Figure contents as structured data
##############################

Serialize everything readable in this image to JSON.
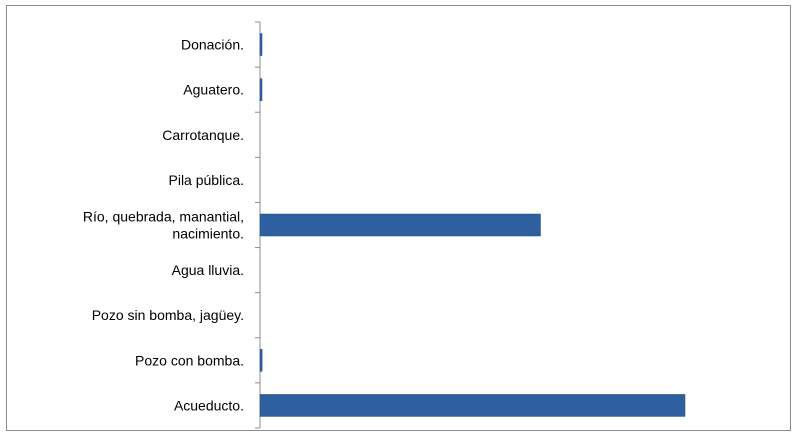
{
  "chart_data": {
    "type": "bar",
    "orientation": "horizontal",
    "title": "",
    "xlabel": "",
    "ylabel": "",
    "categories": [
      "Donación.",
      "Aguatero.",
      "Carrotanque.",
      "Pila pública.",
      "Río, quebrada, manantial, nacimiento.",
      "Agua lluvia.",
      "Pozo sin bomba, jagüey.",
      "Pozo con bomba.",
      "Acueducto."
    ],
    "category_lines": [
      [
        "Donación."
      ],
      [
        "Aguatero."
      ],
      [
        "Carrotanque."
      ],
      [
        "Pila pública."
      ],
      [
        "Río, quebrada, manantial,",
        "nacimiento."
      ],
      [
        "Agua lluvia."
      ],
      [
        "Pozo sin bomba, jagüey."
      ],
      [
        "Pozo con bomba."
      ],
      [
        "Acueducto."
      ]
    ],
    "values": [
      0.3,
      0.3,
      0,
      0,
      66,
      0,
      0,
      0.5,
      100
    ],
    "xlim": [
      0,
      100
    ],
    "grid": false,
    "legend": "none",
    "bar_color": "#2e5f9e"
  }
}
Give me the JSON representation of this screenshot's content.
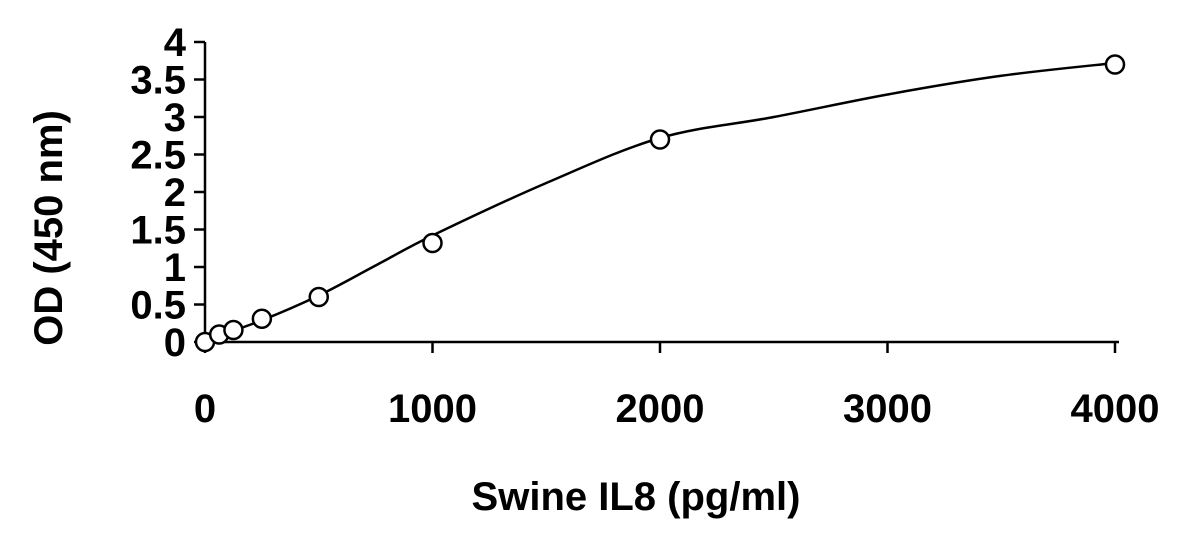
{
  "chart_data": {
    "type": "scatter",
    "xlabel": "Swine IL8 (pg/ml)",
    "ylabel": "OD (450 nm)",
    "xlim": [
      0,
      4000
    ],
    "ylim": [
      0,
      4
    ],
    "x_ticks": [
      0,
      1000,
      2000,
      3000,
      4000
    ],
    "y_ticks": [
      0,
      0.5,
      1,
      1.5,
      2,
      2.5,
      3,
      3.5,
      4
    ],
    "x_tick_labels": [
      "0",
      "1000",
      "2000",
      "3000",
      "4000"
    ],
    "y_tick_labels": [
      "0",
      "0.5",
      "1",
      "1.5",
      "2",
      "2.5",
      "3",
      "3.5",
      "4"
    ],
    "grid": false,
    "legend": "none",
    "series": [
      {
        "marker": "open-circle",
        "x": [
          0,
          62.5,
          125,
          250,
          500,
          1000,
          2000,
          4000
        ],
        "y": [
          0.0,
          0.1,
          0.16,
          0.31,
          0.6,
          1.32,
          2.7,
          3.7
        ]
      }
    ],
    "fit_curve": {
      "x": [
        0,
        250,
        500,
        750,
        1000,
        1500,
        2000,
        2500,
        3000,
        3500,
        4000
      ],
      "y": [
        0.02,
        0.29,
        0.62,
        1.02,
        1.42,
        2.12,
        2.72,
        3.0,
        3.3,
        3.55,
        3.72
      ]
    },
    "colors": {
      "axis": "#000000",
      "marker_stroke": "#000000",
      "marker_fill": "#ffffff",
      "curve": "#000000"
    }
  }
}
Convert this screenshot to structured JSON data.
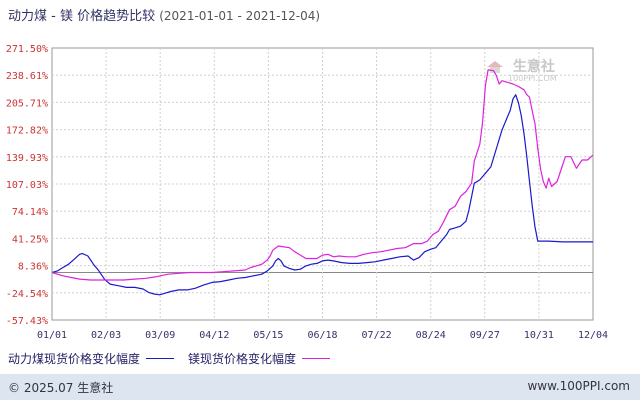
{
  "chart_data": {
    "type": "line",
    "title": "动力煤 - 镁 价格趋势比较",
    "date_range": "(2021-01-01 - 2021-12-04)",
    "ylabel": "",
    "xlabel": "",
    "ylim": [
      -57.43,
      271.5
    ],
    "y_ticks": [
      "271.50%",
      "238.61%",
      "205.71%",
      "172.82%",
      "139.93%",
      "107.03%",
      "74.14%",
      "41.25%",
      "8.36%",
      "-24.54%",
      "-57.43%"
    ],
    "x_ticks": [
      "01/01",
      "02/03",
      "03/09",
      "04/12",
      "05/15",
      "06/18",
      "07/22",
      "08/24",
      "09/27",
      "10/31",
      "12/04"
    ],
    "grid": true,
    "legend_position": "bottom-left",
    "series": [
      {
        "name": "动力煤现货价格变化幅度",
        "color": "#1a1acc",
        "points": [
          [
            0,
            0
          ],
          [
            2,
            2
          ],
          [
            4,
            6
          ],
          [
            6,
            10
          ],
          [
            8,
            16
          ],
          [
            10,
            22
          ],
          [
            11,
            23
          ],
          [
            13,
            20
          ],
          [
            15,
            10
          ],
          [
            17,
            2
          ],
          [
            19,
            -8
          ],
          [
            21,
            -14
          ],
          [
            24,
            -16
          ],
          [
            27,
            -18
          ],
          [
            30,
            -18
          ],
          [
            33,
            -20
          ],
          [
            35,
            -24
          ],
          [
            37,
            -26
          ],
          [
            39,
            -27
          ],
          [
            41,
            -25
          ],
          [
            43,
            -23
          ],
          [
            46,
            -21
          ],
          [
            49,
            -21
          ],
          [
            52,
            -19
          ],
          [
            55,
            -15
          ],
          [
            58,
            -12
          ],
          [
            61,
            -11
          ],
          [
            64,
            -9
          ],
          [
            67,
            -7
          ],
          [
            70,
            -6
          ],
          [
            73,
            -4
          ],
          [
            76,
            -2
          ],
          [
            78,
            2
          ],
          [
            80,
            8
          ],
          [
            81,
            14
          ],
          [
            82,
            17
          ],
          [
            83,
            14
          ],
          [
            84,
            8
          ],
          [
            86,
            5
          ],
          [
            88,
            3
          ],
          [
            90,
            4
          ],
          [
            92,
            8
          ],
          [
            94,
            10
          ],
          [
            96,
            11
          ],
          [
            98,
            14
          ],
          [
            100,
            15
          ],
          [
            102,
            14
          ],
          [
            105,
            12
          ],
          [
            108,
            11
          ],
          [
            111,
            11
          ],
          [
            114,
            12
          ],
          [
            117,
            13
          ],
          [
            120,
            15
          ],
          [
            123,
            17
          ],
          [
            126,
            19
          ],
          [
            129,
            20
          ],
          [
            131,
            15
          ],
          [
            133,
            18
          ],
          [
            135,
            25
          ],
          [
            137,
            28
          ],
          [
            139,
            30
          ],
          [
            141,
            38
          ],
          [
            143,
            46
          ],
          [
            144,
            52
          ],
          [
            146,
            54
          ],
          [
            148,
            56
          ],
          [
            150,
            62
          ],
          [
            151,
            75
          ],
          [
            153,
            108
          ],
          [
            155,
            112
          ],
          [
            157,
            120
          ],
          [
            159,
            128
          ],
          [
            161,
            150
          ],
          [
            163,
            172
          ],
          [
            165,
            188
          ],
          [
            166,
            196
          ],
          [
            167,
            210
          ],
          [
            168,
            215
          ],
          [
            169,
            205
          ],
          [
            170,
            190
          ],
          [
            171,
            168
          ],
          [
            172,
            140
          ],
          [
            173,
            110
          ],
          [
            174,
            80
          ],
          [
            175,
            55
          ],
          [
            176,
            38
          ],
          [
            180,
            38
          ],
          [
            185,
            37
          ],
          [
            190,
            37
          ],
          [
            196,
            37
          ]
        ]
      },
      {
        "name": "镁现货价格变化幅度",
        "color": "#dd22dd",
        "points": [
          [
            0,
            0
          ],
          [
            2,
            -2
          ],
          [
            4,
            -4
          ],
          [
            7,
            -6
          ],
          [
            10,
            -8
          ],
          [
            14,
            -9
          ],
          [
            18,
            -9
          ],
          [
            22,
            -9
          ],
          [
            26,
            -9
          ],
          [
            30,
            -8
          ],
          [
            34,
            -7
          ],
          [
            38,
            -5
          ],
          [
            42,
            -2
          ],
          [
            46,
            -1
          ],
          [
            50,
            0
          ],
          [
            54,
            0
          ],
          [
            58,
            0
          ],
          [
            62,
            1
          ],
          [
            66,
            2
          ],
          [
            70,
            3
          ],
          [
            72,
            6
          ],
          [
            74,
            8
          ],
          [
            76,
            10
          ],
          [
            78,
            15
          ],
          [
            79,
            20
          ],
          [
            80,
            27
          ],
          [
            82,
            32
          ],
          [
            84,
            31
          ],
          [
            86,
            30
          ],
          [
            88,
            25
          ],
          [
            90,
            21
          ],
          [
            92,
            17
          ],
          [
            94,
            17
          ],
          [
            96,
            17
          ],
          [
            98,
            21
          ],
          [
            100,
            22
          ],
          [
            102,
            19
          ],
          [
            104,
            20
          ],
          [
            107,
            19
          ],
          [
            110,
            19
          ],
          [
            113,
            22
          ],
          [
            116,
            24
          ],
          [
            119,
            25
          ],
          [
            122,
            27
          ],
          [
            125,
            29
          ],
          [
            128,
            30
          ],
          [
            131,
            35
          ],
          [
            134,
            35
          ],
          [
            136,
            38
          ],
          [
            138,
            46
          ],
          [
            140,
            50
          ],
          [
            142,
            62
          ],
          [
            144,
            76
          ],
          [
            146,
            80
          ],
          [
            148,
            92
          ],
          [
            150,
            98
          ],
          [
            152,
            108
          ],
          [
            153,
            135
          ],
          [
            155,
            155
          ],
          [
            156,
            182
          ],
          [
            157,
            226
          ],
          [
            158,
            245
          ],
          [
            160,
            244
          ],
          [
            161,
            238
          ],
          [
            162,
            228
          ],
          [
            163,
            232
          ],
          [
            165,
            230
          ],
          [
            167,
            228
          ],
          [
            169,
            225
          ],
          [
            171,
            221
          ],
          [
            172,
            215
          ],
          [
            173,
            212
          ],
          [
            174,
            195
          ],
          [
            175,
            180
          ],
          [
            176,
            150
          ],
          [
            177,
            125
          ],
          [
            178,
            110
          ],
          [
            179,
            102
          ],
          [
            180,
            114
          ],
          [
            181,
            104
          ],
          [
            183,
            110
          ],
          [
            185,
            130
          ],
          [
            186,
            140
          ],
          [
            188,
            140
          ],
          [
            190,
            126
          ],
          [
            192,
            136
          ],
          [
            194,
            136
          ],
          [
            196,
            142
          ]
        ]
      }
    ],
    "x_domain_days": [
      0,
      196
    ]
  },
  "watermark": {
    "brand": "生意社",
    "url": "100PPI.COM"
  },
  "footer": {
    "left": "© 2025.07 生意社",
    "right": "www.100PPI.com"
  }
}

##############################

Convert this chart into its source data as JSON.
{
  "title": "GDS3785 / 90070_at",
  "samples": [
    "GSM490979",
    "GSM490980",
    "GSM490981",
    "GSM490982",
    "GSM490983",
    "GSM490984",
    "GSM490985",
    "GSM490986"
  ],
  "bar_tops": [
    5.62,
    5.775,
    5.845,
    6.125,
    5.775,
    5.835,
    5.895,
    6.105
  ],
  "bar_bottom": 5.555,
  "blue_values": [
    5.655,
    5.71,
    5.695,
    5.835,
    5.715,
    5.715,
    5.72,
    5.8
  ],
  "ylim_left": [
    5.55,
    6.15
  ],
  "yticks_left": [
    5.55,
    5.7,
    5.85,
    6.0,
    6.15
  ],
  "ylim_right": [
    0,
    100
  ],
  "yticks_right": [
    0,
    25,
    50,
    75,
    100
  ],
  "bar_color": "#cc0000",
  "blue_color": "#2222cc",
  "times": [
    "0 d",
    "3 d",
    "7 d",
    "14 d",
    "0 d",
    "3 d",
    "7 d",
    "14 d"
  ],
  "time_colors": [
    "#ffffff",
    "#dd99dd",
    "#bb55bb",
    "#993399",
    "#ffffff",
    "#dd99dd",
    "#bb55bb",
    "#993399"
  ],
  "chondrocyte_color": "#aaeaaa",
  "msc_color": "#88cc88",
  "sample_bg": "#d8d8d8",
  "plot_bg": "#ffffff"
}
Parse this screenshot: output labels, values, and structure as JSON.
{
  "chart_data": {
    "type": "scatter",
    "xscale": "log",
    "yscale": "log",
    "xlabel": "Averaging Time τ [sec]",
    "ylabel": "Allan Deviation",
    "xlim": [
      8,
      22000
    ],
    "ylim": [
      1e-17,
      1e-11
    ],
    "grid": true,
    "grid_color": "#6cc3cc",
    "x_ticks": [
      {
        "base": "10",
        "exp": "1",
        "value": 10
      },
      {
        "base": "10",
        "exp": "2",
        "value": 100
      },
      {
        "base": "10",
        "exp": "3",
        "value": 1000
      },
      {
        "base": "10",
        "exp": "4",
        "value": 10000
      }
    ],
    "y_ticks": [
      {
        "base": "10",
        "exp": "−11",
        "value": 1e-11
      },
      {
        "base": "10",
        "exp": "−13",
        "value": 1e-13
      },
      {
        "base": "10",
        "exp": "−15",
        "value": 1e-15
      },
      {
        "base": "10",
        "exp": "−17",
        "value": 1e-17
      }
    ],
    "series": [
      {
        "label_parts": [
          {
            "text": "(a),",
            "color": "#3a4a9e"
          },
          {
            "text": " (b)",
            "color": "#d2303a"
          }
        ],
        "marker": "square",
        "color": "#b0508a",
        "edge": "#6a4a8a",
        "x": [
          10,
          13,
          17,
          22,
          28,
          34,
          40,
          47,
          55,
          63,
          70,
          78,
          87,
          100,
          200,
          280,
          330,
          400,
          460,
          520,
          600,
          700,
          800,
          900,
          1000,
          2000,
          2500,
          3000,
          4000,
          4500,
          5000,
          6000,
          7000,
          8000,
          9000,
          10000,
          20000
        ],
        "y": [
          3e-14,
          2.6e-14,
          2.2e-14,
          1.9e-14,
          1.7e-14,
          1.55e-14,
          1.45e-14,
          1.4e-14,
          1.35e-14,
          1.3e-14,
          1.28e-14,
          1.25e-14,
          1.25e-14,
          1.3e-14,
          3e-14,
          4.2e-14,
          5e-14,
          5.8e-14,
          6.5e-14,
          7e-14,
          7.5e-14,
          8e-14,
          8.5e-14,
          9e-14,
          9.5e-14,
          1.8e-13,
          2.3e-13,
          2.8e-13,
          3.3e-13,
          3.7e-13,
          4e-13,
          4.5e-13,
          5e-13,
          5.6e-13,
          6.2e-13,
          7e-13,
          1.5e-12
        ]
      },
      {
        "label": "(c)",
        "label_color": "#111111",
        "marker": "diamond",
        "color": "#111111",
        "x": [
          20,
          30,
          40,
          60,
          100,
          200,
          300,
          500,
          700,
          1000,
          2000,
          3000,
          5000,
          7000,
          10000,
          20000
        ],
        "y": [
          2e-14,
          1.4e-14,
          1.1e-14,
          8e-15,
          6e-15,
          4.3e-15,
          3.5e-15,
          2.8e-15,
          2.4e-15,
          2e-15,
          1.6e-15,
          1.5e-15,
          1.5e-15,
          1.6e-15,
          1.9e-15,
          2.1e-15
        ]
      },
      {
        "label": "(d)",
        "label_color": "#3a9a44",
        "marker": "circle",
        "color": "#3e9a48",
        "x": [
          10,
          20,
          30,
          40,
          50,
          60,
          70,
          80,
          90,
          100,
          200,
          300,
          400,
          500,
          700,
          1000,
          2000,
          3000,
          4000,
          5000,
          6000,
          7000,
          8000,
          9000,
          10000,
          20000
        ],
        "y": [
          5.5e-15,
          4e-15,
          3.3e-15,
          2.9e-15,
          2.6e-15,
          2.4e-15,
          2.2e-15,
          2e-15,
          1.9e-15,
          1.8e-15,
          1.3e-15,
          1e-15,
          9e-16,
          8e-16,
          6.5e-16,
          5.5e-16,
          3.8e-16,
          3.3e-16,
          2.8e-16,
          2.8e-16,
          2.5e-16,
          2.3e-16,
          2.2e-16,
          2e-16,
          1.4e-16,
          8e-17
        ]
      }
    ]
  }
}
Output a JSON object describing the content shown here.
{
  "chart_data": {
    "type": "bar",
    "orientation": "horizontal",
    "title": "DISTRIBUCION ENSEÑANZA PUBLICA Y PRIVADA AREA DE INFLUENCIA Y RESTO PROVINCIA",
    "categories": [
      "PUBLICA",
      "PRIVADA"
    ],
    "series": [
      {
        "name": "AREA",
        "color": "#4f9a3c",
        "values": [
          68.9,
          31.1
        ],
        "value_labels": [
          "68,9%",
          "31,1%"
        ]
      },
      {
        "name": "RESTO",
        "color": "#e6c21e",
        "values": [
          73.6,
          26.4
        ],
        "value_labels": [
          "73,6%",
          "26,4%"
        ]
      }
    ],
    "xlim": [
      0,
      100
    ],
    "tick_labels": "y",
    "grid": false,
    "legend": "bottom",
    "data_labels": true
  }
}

##############################

# Objective
Return only the number of lines in the entries that contain the string "ffffff".

# Finished answer
4